*WHAT THE EXERCISE ASKS:*
Put every line of the listing below into a Markdown table with two columns, Row and Line. Number the rows in order and omit any blank lines.

*****

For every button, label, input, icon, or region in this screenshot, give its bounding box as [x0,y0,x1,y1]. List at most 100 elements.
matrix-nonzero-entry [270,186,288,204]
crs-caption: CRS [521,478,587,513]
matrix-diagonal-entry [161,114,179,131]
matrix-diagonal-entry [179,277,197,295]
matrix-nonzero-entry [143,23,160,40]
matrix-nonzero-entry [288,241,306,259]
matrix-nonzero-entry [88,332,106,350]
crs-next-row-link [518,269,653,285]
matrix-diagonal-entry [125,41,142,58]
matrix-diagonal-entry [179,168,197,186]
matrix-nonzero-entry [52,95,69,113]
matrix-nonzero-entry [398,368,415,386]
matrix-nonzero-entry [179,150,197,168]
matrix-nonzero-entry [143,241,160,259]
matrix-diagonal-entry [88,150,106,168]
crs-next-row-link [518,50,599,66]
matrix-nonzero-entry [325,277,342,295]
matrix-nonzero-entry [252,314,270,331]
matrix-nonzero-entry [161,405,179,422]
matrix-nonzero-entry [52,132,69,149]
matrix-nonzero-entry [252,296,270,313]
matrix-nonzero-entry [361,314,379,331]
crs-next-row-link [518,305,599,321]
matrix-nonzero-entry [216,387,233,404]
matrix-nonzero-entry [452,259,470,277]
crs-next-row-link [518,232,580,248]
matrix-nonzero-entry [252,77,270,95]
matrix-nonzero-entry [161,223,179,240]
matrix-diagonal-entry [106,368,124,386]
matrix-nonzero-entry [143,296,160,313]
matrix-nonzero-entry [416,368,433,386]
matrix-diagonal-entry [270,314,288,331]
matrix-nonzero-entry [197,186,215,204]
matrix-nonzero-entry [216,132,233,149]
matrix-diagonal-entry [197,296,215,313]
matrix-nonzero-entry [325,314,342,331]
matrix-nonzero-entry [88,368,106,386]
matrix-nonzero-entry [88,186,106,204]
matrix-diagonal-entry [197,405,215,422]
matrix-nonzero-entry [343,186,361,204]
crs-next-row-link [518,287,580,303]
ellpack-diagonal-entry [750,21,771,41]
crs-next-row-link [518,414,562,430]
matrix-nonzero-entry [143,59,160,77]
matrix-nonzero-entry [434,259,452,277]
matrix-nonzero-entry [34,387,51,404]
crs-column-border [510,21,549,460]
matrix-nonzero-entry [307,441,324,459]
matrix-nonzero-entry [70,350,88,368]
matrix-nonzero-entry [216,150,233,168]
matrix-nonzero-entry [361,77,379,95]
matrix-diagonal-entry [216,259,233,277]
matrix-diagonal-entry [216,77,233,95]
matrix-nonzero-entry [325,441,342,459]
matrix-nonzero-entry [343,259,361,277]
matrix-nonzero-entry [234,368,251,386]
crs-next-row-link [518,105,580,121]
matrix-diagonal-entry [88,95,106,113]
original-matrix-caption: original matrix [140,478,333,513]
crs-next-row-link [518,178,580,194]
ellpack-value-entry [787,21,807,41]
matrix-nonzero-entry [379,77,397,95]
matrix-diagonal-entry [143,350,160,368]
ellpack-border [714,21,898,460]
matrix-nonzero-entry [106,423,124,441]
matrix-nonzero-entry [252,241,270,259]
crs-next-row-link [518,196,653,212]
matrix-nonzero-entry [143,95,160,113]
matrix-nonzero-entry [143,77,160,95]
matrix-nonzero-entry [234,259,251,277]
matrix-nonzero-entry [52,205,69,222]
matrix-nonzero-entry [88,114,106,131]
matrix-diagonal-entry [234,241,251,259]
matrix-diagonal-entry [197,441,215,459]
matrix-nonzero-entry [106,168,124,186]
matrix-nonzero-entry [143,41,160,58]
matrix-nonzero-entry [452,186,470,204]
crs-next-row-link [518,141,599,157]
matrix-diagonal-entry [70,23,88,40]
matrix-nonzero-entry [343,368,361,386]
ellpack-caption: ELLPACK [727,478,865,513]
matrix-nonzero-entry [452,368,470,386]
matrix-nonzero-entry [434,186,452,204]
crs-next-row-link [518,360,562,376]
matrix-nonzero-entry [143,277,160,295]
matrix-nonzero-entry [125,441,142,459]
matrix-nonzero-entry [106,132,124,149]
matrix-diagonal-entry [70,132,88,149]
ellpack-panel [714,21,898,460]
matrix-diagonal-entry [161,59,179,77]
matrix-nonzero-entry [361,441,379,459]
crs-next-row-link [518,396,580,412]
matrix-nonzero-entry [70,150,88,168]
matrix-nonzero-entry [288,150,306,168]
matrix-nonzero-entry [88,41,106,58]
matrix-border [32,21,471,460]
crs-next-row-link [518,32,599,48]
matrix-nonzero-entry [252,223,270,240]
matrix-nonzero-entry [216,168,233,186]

*****

*RESULT OF THIS EXERCISE:*
| Row | Line |
|---|---|
| 1 | For every button, label, input, icon, or region in this screenshot, give its bounding box as [x0,y0,x1,y1]. List at most 100 elements. |
| 2 | matrix-nonzero-entry [270,186,288,204] |
| 3 | crs-caption: CRS [521,478,587,513] |
| 4 | matrix-diagonal-entry [161,114,179,131] |
| 5 | matrix-diagonal-entry [179,277,197,295] |
| 6 | matrix-nonzero-entry [143,23,160,40] |
| 7 | matrix-nonzero-entry [288,241,306,259] |
| 8 | matrix-nonzero-entry [88,332,106,350] |
| 9 | crs-next-row-link [518,269,653,285] |
| 10 | matrix-diagonal-entry [125,41,142,58] |
| 11 | matrix-diagonal-entry [179,168,197,186] |
| 12 | matrix-nonzero-entry [52,95,69,113] |
| 13 | matrix-nonzero-entry [398,368,415,386] |
| 14 | matrix-nonzero-entry [179,150,197,168] |
| 15 | matrix-nonzero-entry [143,241,160,259] |
| 16 | matrix-diagonal-entry [88,150,106,168] |
| 17 | crs-next-row-link [518,50,599,66] |
| 18 | matrix-nonzero-entry [325,277,342,295] |
| 19 | matrix-nonzero-entry [252,314,270,331] |
| 20 | matrix-nonzero-entry [161,405,179,422] |
| 21 | matrix-nonzero-entry [52,132,69,149] |
| 22 | matrix-nonzero-entry [252,296,270,313] |
| 23 | matrix-nonzero-entry [361,314,379,331] |
| 24 | crs-next-row-link [518,305,599,321] |
| 25 | matrix-nonzero-entry [216,387,233,404] |
| 26 | matrix-nonzero-entry [452,259,470,277] |
| 27 | crs-next-row-link [518,232,580,248] |
| 28 | matrix-nonzero-entry [252,77,270,95] |
| 29 | matrix-nonzero-entry [161,223,179,240] |
| 30 | matrix-diagonal-entry [106,368,124,386] |
| 31 | matrix-nonzero-entry [143,296,160,313] |
| 32 | matrix-nonzero-entry [416,368,433,386] |
| 33 | matrix-diagonal-entry [270,314,288,331] |
| 34 | matrix-nonzero-entry [197,186,215,204] |
| 35 | matrix-nonzero-entry [216,132,233,149] |
| 36 | matrix-diagonal-entry [197,296,215,313] |
| 37 | matrix-nonzero-entry [325,314,342,331] |
| 38 | matrix-nonzero-entry [88,368,106,386] |
| 39 | matrix-nonzero-entry [88,186,106,204] |
| 40 | matrix-diagonal-entry [197,405,215,422] |
| 41 | matrix-nonzero-entry [343,186,361,204] |
| 42 | crs-next-row-link [518,287,580,303] |
| 43 | ellpack-diagonal-entry [750,21,771,41] |
| 44 | crs-next-row-link [518,414,562,430] |
| 45 | matrix-nonzero-entry [143,59,160,77] |
| 46 | matrix-nonzero-entry [434,259,452,277] |
| 47 | matrix-nonzero-entry [34,387,51,404] |
| 48 | crs-column-border [510,21,549,460] |
| 49 | matrix-nonzero-entry [307,441,324,459] |
| 50 | matrix-nonzero-entry [70,350,88,368] |
| 51 | matrix-nonzero-entry [216,150,233,168] |
| 52 | matrix-nonzero-entry [361,77,379,95] |
| 53 | matrix-diagonal-entry [216,259,233,277] |
| 54 | matrix-diagonal-entry [216,77,233,95] |
| 55 | matrix-nonzero-entry [325,441,342,459] |
| 56 | matrix-nonzero-entry [343,259,361,277] |
| 57 | matrix-nonzero-entry [234,368,251,386] |
| 58 | crs-next-row-link [518,105,580,121] |
| 59 | matrix-diagonal-entry [88,95,106,113] |
| 60 | original-matrix-caption: original matrix [140,478,333,513] |
| 61 | crs-next-row-link [518,178,580,194] |
| 62 | ellpack-value-entry [787,21,807,41] |
| 63 | matrix-nonzero-entry [379,77,397,95] |
| 64 | matrix-diagonal-entry [143,350,160,368] |
| 65 | ellpack-border [714,21,898,460] |
| 66 | matrix-nonzero-entry [106,423,124,441] |
| 67 | matrix-nonzero-entry [252,241,270,259] |
| 68 | crs-next-row-link [518,196,653,212] |
| 69 | matrix-nonzero-entry [143,95,160,113] |
| 70 | matrix-nonzero-entry [143,77,160,95] |
| 71 | matrix-nonzero-entry [234,259,251,277] |
| 72 | matrix-nonzero-entry [52,205,69,222] |
| 73 | matrix-nonzero-entry [88,114,106,131] |
| 74 | matrix-diagonal-entry [234,241,251,259] |
| 75 | matrix-diagonal-entry [197,441,215,459] |
| 76 | matrix-nonzero-entry [106,168,124,186] |
| 77 | matrix-nonzero-entry [143,41,160,58] |
| 78 | matrix-nonzero-entry [452,186,470,204] |
| 79 | crs-next-row-link [518,141,599,157] |
| 80 | matrix-diagonal-entry [70,23,88,40] |
| 81 | matrix-nonzero-entry [343,368,361,386] |
| 82 | ellpack-caption: ELLPACK [727,478,865,513] |
| 83 | matrix-nonzero-entry [452,368,470,386] |
| 84 | matrix-nonzero-entry [434,186,452,204] |
| 85 | crs-next-row-link [518,360,562,376] |
| 86 | matrix-nonzero-entry [143,277,160,295] |
| 87 | matrix-nonzero-entry [125,441,142,459] |
| 88 | matrix-nonzero-entry [106,132,124,149] |
| 89 | matrix-diagonal-entry [70,132,88,149] |
| 90 | ellpack-panel [714,21,898,460] |
| 91 | matrix-diagonal-entry [161,59,179,77] |
| 92 | matrix-nonzero-entry [361,441,379,459] |
| 93 | crs-next-row-link [518,396,580,412] |
| 94 | matrix-nonzero-entry [70,150,88,168] |
| 95 | matrix-nonzero-entry [288,150,306,168] |
| 96 | matrix-nonzero-entry [88,41,106,58] |
| 97 | matrix-border [32,21,471,460] |
| 98 | crs-next-row-link [518,32,599,48] |
| 99 | matrix-nonzero-entry [252,223,270,240] |
| 100 | matrix-nonzero-entry [216,168,233,186] |